### TASK DIRECTIONS:
For each line that holds "this", copy the line out.

### DATA:
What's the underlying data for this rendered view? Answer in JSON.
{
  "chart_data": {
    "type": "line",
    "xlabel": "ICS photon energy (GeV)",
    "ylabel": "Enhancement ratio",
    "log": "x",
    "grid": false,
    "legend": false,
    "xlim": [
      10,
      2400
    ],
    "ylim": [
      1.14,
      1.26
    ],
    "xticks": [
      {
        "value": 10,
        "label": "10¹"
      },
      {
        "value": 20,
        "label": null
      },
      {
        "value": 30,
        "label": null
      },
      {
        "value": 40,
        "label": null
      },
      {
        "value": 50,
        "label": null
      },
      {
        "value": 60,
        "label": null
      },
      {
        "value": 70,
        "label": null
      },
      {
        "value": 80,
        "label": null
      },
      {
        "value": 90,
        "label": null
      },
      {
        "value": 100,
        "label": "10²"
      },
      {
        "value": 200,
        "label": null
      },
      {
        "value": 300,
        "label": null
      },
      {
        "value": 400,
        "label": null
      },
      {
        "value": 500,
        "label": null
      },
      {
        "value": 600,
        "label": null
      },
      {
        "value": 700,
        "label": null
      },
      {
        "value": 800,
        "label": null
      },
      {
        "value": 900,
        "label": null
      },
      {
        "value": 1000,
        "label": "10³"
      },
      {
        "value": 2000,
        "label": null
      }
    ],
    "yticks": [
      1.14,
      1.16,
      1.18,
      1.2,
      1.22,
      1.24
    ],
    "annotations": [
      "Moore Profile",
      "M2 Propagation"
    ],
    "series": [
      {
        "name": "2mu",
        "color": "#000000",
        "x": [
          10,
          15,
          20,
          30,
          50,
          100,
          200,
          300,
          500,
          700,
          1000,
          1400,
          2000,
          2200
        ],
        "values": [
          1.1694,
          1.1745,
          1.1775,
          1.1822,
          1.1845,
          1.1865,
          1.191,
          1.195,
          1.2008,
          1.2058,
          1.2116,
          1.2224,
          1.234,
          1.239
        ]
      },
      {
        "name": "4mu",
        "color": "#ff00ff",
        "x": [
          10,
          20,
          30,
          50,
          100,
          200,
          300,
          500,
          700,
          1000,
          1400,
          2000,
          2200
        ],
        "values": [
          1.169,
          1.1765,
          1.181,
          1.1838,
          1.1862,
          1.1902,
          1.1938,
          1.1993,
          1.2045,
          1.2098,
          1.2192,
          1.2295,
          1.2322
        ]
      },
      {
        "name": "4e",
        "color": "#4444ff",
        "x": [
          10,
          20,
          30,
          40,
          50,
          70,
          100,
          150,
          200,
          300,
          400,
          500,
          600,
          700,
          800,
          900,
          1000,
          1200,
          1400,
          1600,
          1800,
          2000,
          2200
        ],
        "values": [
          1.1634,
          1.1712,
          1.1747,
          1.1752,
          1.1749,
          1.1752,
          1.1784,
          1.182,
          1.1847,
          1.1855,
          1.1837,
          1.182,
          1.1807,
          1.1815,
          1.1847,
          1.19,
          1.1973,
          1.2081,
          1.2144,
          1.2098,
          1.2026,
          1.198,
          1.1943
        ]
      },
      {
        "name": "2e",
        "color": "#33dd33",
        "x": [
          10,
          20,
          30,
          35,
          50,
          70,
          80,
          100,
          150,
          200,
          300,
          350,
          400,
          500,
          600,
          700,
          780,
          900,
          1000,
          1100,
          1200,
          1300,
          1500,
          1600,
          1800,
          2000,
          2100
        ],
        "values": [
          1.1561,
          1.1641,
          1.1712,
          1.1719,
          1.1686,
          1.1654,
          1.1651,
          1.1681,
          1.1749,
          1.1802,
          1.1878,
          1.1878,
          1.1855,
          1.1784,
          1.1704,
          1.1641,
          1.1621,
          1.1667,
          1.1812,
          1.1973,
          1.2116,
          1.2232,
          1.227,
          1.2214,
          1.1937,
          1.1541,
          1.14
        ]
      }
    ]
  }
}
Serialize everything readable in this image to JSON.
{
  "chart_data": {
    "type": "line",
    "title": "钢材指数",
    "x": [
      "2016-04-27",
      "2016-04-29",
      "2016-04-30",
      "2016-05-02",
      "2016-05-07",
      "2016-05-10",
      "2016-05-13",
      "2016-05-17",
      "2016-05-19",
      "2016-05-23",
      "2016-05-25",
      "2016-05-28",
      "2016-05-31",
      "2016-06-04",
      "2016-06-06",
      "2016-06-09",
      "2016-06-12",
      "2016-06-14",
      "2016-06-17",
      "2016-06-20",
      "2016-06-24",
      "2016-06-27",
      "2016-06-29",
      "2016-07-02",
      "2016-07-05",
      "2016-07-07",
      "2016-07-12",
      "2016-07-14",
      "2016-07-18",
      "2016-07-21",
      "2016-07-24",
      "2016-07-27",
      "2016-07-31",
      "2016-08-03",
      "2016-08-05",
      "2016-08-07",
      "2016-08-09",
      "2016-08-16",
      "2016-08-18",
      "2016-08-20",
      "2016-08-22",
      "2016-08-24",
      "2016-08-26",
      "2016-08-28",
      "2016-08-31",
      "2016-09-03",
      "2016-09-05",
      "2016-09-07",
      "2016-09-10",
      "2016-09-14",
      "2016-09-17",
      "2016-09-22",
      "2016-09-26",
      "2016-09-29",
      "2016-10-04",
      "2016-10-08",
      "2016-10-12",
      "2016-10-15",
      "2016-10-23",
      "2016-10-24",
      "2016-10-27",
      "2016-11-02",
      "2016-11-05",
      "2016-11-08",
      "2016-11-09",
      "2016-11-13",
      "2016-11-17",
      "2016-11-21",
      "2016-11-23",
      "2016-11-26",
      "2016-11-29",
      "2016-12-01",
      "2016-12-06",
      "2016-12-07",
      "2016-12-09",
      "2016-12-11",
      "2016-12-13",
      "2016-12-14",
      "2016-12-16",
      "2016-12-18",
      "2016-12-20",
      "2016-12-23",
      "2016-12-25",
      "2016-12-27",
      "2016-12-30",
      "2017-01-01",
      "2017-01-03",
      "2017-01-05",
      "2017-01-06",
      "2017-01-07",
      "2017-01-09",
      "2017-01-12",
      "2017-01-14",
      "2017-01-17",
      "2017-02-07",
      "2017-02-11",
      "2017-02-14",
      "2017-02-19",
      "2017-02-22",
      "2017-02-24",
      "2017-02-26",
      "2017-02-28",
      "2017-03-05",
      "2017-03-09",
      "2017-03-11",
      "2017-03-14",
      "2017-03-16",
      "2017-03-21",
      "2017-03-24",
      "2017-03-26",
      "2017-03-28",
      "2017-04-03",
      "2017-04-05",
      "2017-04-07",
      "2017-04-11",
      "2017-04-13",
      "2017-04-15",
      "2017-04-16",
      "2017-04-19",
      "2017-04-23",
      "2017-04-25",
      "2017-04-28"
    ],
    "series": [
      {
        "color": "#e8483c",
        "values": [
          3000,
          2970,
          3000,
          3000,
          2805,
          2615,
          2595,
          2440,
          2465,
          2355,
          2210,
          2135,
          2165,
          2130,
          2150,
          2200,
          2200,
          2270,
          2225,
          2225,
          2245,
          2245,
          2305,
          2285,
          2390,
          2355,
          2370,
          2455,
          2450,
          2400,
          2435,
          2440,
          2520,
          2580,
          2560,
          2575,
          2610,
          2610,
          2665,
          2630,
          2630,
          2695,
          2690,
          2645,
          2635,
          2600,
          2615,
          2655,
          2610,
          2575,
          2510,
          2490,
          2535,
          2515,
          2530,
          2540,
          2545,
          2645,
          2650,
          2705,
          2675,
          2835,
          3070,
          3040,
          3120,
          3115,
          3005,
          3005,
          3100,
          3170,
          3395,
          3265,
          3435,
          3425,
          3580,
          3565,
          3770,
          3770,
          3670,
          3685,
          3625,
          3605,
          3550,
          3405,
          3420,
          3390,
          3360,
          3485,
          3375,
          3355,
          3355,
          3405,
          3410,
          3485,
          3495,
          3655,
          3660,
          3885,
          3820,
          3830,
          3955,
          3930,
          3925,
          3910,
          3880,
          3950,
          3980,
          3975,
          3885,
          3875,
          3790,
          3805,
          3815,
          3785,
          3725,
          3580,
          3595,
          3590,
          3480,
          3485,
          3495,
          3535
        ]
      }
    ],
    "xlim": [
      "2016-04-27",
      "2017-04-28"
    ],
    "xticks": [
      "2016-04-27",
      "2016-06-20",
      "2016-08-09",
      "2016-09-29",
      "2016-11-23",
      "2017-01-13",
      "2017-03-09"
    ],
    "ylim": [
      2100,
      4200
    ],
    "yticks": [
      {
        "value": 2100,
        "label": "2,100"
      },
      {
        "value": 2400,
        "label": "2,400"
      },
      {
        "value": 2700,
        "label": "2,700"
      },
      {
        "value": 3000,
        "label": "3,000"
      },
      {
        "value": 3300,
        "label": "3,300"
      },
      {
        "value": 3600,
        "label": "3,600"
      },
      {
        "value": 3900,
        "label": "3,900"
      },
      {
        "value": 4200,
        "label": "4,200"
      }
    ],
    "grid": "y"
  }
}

### PROBLEM SOLUTION:
What's the underlying data for this rendered view? Answer in JSON.
Serialize everything readable in this image to JSON.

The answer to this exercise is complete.